Written exercise:
Search the records below for the word "tagaluuk" and show every line where it occurs.

Data:
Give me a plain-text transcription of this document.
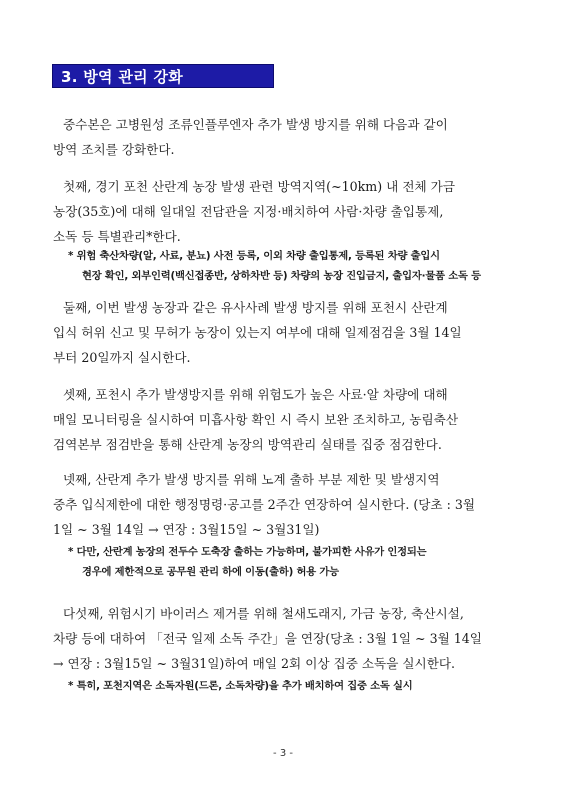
3. 방역 관리 강화
중수본은 고병원성 조류인플루엔자 추가 발생 방지를 위해 다음과 같이
방역 조치를 강화한다.
첫째, 경기 포천 산란계 농장 발생 관련 방역지역(~10km) 내 전체 가금
농장(35호)에 대해 일대일 전담관을 지정·배치하여 사람·차량 출입통제,
소독 등 특별관리*한다.
* 위험 축산차량(알, 사료, 분뇨) 사전 등록, 이외 차량 출입통제, 등록된 차량 출입시
현장 확인, 외부인력(백신접종반, 상하차반 등) 차량의 농장 진입금지, 출입자·물품 소독 등
둘째, 이번 발생 농장과 같은 유사사례 발생 방지를 위해 포천시 산란계
입식 허위 신고 및 무허가 농장이 있는지 여부에 대해 일제점검을 3월 14일
부터 20일까지 실시한다.
셋째, 포천시 추가 발생방지를 위해 위험도가 높은 사료·알 차량에 대해
매일 모니터링을 실시하여 미흡사항 확인 시 즉시 보완 조치하고, 농림축산
검역본부 점검반을 통해 산란계 농장의 방역관리 실태를 집중 점검한다.
넷째, 산란계 추가 발생 방지를 위해 노계 출하 부분 제한 및 발생지역
중추 입식제한에 대한 행정명령·공고를 2주간 연장하여 실시한다. (당초 : 3월
1일 ~ 3월 14일 → 연장 : 3월15일 ~ 3월31일)
* 다만, 산란계 농장의 전두수 도축장 출하는 가능하며, 불가피한 사유가 인정되는
경우에 제한적으로 공무원 관리 하에 이동(출하) 허용 가능
다섯째, 위험시기 바이러스 제거를 위해 철새도래지, 가금 농장, 축산시설,
차량 등에 대하여 「전국 일제 소독 주간」을 연장(당초 : 3월 1일 ~ 3월 14일
→ 연장 : 3월15일 ~ 3월31일)하여 매일 2회 이상 집중 소독을 실시한다.
* 특히, 포천지역은 소독자원(드론, 소독차량)을 추가 배치하여 집중 소독 실시
- 3 -
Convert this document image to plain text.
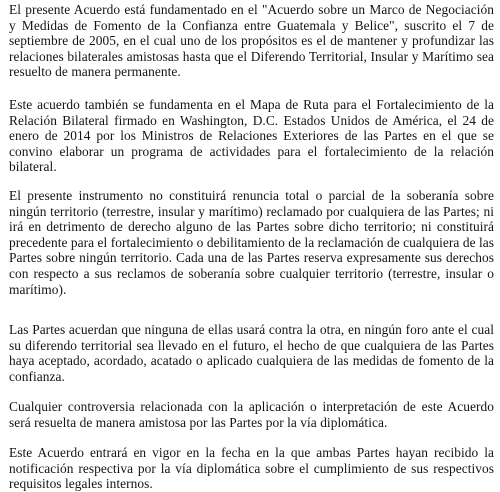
El presente Acuerdo está fundamentado en el "Acuerdo sobre un Marco de Negociación y Medidas de Fomento de la Confianza entre Guatemala y Belice", suscrito el 7 de septiembre de 2005, en el cual uno de los propósitos es el de mantener y profundizar las relaciones bilaterales amistosas hasta que el Diferendo Territorial, Insular y Marítimo sea resuelto de manera permanente.

Este acuerdo también se fundamenta en el Mapa de Ruta para el Fortalecimiento de la Relación Bilateral firmado en Washington, D.C. Estados Unidos de América, el 24 de enero de 2014 por los Ministros de Relaciones Exteriores de las Partes en el que se convino elaborar un programa de actividades para el fortalecimiento de la relación bilateral.

El presente instrumento no constituirá renuncia total o parcial de la soberanía sobre ningún territorio (terrestre, insular y marítimo) reclamado por cualquiera de las Partes; ni irá en detrimento de derecho alguno de las Partes sobre dicho territorio; ni constituirá precedente para el fortalecimiento o debilitamiento de la reclamación de cualquiera de las Partes sobre ningún territorio. Cada una de las Partes reserva expresamente sus derechos con respecto a sus reclamos de soberanía sobre cualquier territorio (terrestre, insular o marítimo).

Las Partes acuerdan que ninguna de ellas usará contra la otra, en ningún foro ante el cual su diferendo territorial sea llevado en el futuro, el hecho de que cualquiera de las Partes haya aceptado, acordado, acatado o aplicado cualquiera de las medidas de fomento de la confianza.

Cualquier controversia relacionada con la aplicación o interpretación de este Acuerdo será resuelta de manera amistosa por las Partes por la vía diplomática.

Este Acuerdo entrará en vigor en la fecha en la que ambas Partes hayan recibido la notificación respectiva por la vía diplomática sobre el cumplimiento de sus respectivos requisitos legales internos.
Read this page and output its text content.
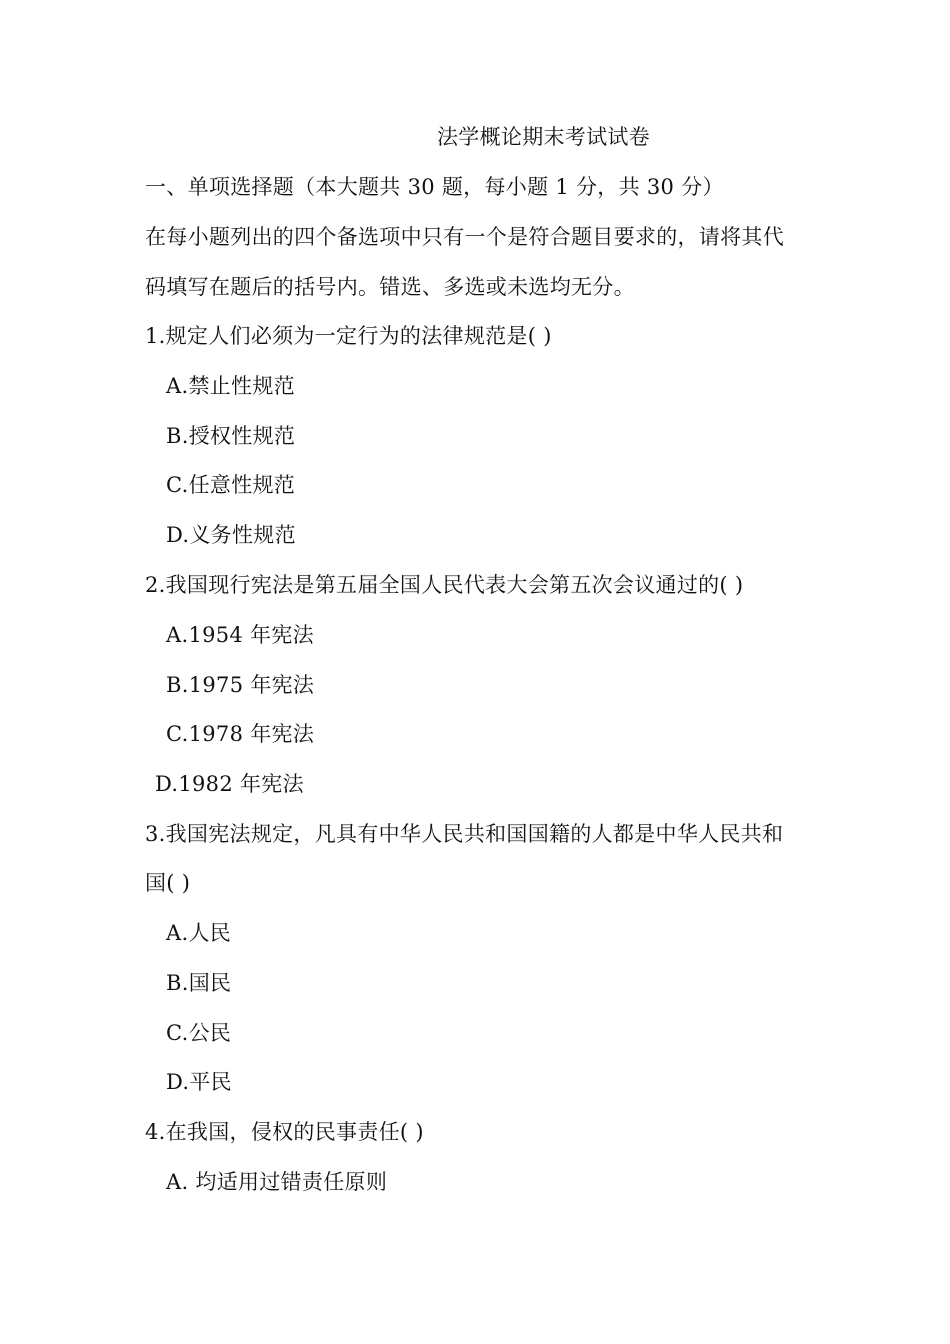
法学概论期末考试试卷
一、单项选择题（本大题共 30 题，每小题 1 分，共 30 分）
在每小题列出的四个备选项中只有一个是符合题目要求的，请将其代
码填写在题后的括号内。错选、多选或未选均无分。
1.规定人们必须为一定行为的法律规范是( )
A.禁止性规范
B.授权性规范
C.任意性规范
D.义务性规范
2.我国现行宪法是第五届全国人民代表大会第五次会议通过的( )
A.1954 年宪法
B.1975 年宪法
C.1978 年宪法
D.1982 年宪法
3.我国宪法规定，凡具有中华人民共和国国籍的人都是中华人民共和
国( )
A.人民
B.国民
C.公民
D.平民
4.在我国，侵权的民事责任( )
A. 均适用过错责任原则
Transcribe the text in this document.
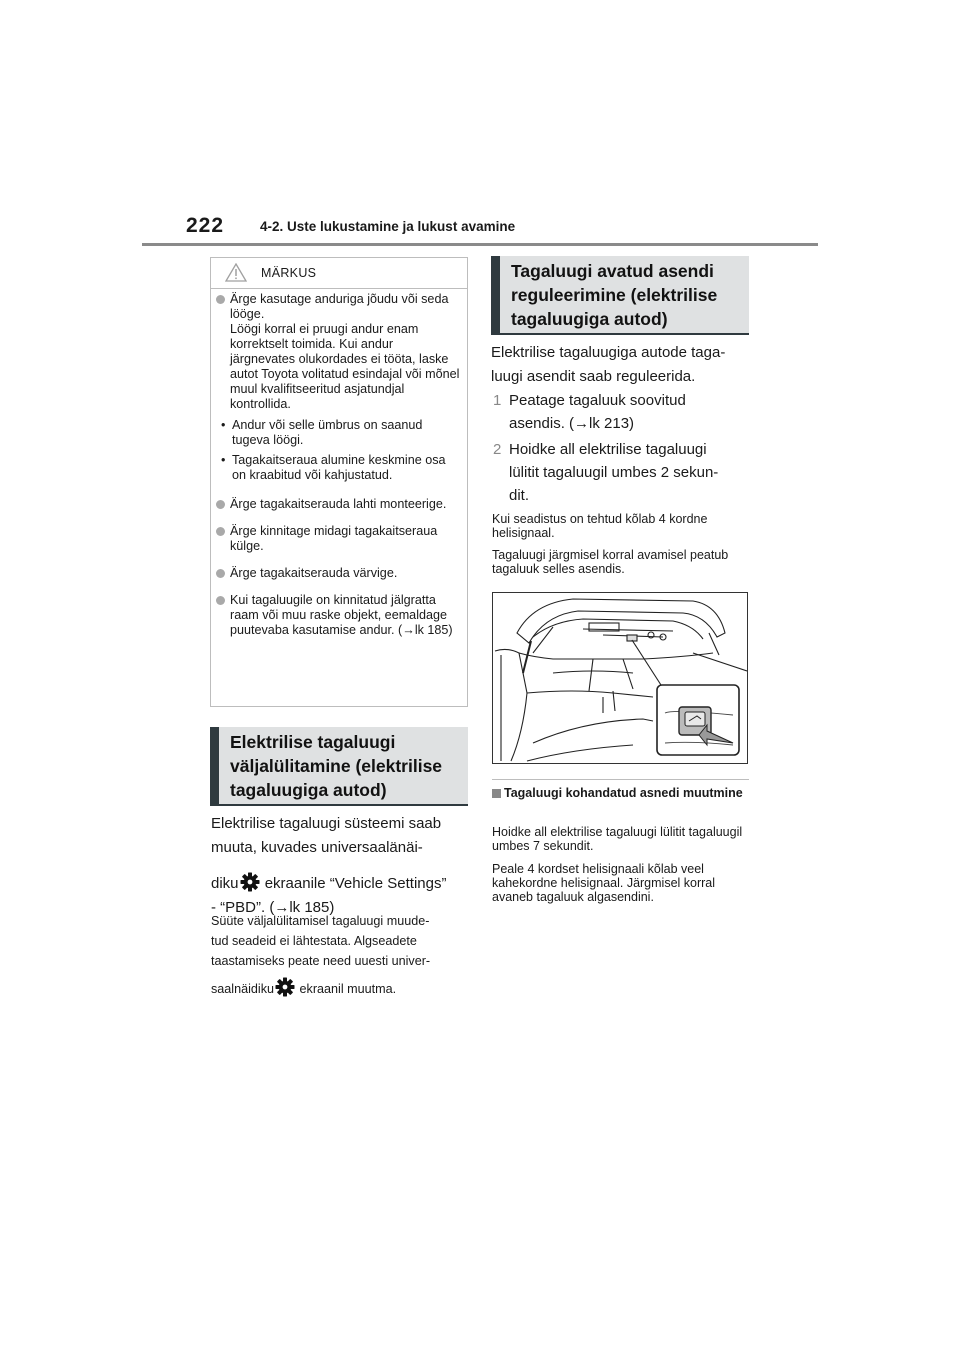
222	4-2. Uste lukustamine ja lukust avamine
MÄRKUS
Ärge kasutage anduriga jõudu või seda lööge.
Löögi korral ei pruugi andur enam korrektselt toimida. Kui andur järgnevates olukordades ei tööta, laske autot Toyota volitatud esindajal või mõnel muul kvalifitseeritud asjatundjal kontrollida.
• Andur või selle ümbrus on saanud tugeva löögi.
• Tagakaitseraua alumine keskmine osa on kraabitud või kahjustatud.
Ärge tagakaitserauda lahti monteerige.
Ärge kinnitage midagi tagakaitseraua külge.
Ärge tagakaitserauda värvige.
Kui tagaluugile on kinnitatud jälgratta raam või muu raske objekt, eemaldage puutevaba kasutamise andur. (→lk 185)
Elektrilise tagaluugi väljalülitamine (elektrilise tagaluugiga autod)
Elektrilise tagaluugi süsteemi saab muuta, kuvades universaalänäi-
diku ekraanile “Vehicle Settings”
- “PBD”. (→lk 185)
Süüte väljalülitamisel tagaluugi muude-
tud seadeid ei lähtestata. Algseadete
taastamiseks peate need uuesti univer-
saalnäidiku ekraanil muutma.
Tagaluugi avatud asendi reguleerimine (elektrilise tagaluugiga autod)
Elektrilise tagaluugiga autode taga-
luugi asendit saab reguleerida.
1 Peatage tagaluuk soovitud
asendis. (→lk 213)
2 Hoidke all elektrilise tagaluugi
lülitit tagaluugil umbes 2 sekun-
dit.
Kui seadistus on tehtud kõlab 4 kordne helisignaal.
Tagaluugi järgmisel korral avamisel peatub tagaluuk selles asendis.
Tagaluugi kohandatud asnedi muutmine
Hoidke all elektrilise tagaluugi lülitit tagaluugil umbes 7 sekundit.
Peale 4 kordset helisignaali kõlab veel kahekordne helisignaal. Järgmisel korral avaneb tagaluuk algasendini.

Full output:
1 Peatage tagaluuk soovitud
Tagaluugi järgmisel korral avamisel peatub tagaluuk selles asendis.
Peale 4 kordset helisignaali kõlab veel kahekordne helisignaal. Järgmisel korral avaneb tagaluuk algasendini.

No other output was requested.